◆ **Problem to work on**
Scan the data. Collect each line that contains the word "Ciudad".

★ ★ ★ ★ ★ ★ ★

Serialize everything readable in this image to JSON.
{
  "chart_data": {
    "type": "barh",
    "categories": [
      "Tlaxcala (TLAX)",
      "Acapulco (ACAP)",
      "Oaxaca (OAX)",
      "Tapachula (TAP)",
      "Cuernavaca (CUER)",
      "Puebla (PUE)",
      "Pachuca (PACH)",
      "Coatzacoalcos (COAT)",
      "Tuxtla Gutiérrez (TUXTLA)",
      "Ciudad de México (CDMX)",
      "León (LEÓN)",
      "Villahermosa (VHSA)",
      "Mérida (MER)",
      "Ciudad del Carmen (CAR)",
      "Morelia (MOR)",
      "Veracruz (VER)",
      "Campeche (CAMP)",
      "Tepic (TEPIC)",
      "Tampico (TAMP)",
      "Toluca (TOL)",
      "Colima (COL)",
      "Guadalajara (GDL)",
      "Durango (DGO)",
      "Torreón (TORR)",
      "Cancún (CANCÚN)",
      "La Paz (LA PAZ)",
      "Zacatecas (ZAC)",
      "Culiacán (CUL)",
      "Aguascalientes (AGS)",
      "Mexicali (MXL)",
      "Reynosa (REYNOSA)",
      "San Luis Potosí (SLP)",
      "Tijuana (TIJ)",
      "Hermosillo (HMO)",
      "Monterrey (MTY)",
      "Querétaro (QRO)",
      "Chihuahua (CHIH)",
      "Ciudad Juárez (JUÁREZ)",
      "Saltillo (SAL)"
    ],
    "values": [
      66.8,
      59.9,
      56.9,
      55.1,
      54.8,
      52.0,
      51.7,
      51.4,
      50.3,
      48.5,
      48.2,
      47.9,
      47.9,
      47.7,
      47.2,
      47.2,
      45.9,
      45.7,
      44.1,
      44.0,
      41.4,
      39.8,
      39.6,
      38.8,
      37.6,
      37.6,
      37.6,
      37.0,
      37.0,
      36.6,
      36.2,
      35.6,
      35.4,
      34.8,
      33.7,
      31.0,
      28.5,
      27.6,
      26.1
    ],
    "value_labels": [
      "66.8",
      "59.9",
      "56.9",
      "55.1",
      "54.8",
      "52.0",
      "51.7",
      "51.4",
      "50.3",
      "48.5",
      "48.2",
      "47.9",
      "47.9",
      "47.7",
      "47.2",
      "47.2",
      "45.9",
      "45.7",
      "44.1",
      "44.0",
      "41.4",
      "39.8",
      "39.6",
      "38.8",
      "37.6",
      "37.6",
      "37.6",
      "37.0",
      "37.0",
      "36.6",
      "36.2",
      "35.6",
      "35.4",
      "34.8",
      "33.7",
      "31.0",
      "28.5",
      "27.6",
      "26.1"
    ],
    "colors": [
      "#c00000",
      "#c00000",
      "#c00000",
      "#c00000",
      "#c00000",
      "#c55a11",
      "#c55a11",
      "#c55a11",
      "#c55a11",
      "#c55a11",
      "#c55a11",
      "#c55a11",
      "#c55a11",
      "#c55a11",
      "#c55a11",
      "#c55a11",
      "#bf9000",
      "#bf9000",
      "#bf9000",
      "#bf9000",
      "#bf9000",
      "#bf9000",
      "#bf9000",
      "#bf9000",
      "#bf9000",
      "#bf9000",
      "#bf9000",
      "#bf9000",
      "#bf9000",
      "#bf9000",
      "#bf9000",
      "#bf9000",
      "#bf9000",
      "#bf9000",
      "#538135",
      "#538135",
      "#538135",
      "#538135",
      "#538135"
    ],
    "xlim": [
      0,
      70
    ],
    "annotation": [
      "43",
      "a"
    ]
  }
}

★ ★ ★ ★ ★ ★ ★

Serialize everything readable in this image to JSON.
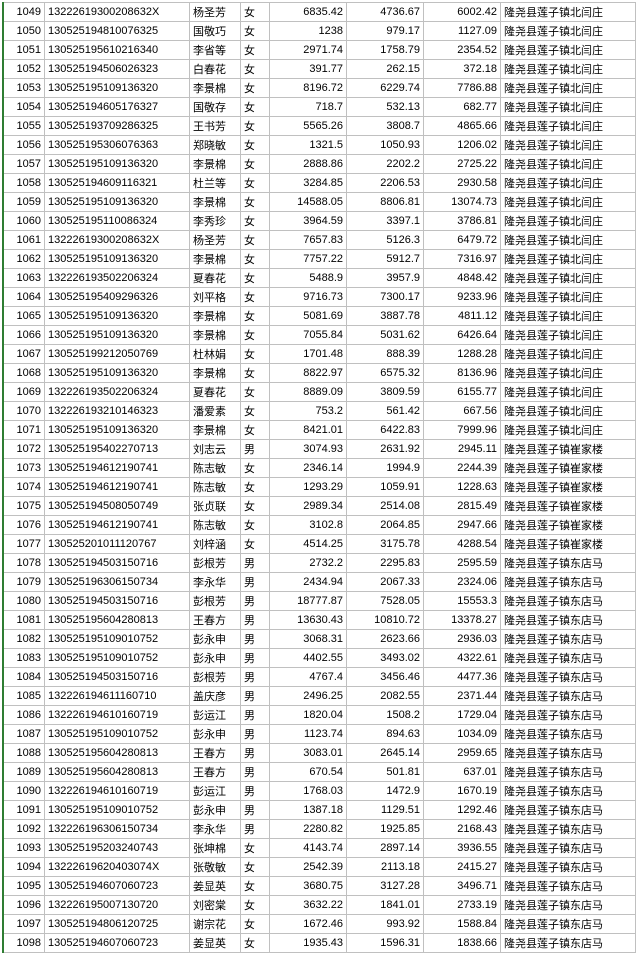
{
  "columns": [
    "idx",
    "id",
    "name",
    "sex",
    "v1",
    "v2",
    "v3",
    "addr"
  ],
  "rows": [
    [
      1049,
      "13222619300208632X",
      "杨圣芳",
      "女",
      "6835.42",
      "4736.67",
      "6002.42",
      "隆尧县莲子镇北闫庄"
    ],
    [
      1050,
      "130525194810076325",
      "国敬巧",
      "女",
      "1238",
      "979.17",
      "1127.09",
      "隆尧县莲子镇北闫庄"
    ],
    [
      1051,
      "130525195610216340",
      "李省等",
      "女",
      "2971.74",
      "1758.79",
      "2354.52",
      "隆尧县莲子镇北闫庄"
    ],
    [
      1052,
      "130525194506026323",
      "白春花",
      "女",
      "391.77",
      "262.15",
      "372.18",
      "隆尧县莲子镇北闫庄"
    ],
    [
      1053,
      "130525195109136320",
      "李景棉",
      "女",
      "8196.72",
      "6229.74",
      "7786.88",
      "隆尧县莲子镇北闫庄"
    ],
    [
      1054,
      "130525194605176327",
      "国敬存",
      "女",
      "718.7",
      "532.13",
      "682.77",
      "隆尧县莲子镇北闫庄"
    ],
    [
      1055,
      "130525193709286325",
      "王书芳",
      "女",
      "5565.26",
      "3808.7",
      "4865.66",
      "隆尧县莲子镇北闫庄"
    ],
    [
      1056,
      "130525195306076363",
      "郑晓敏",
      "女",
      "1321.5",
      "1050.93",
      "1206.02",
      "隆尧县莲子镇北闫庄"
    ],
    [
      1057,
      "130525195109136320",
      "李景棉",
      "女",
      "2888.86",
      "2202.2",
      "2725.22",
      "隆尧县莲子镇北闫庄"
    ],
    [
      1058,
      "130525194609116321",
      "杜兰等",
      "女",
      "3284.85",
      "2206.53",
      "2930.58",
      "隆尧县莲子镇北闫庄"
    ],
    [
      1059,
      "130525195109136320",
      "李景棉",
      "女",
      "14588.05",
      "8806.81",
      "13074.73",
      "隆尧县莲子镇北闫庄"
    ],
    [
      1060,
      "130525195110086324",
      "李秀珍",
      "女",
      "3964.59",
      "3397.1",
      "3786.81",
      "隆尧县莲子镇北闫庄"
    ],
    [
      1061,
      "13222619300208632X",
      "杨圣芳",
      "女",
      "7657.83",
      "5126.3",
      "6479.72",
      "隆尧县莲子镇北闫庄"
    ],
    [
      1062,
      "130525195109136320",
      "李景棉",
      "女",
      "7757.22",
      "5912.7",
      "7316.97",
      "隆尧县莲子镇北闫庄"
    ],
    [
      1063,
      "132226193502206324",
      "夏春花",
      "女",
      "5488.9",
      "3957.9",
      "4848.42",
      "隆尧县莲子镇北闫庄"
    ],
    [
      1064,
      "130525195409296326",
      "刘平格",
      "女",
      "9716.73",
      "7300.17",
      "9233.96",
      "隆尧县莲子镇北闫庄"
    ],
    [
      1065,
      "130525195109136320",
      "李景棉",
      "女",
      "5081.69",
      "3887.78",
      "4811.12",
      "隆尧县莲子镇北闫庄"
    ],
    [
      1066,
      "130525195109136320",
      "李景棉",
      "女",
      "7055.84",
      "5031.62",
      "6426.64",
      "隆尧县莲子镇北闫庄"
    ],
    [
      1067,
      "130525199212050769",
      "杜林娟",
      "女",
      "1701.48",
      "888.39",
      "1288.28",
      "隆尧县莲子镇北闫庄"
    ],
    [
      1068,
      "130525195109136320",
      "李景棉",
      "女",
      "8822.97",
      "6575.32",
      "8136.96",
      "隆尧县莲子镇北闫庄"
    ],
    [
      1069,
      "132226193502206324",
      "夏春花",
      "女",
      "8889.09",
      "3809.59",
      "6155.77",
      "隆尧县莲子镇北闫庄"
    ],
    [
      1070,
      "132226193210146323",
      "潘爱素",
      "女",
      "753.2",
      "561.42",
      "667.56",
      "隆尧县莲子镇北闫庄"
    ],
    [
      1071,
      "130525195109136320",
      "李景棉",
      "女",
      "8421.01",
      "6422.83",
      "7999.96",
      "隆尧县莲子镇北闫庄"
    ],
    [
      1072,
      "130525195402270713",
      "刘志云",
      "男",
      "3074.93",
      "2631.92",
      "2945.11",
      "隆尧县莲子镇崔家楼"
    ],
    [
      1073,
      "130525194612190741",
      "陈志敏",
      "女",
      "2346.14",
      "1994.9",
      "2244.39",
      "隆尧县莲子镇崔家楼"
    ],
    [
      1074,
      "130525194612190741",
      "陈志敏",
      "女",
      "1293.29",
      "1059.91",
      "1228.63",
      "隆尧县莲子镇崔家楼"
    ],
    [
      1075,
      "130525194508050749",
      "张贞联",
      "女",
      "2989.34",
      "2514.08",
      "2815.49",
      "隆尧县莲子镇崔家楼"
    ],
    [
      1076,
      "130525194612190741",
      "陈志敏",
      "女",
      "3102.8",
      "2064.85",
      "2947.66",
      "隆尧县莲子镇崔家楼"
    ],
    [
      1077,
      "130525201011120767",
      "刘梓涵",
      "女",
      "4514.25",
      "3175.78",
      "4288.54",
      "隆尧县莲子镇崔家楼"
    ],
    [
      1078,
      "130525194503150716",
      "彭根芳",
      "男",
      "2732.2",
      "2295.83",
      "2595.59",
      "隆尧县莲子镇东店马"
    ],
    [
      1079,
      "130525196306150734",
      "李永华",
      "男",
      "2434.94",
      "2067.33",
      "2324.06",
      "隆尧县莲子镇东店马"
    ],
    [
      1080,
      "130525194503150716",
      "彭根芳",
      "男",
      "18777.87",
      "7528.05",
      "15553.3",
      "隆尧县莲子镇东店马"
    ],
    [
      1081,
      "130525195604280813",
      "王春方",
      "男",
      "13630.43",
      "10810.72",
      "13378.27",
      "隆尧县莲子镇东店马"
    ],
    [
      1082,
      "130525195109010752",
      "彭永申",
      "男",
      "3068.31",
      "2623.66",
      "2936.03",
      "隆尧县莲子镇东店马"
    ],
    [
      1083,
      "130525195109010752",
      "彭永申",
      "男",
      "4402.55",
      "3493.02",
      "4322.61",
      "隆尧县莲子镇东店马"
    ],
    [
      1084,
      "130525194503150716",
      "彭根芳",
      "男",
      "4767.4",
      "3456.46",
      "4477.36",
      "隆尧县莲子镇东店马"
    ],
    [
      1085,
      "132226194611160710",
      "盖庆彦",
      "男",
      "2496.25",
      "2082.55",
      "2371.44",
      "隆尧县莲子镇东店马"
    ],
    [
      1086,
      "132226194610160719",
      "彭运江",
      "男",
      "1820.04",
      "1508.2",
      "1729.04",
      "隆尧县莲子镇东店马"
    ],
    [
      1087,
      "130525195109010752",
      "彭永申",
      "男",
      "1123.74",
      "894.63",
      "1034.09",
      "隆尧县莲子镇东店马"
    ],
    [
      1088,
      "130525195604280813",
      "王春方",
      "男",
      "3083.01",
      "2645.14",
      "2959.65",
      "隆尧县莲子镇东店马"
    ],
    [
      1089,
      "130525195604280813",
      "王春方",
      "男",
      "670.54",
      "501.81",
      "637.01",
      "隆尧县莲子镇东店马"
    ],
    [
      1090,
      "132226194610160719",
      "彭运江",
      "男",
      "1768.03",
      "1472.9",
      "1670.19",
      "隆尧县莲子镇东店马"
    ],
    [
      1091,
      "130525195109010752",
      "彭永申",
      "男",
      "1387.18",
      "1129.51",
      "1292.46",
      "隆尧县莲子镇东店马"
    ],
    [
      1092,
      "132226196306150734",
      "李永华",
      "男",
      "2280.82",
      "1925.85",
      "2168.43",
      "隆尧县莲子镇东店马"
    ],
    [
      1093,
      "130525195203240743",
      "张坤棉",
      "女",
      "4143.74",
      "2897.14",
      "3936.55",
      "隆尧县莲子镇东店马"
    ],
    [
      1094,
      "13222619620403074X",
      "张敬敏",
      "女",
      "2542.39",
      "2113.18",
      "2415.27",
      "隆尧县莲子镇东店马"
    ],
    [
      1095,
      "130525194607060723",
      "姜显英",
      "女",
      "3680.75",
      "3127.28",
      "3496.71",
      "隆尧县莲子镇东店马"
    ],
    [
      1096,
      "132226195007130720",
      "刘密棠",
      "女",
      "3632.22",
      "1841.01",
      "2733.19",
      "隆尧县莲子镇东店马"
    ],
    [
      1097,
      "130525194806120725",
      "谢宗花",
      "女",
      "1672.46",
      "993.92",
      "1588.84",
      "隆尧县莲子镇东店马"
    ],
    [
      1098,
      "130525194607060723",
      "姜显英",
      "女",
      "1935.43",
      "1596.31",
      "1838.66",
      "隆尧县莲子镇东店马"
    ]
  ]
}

★ ★ ★ ★ ★ ★ ★

◆ **Result of the exercise**
      "Ciudad de México (CDMX)",
      "Ciudad del Carmen (CAR)",
      "Ciudad Juárez (JUÁREZ)",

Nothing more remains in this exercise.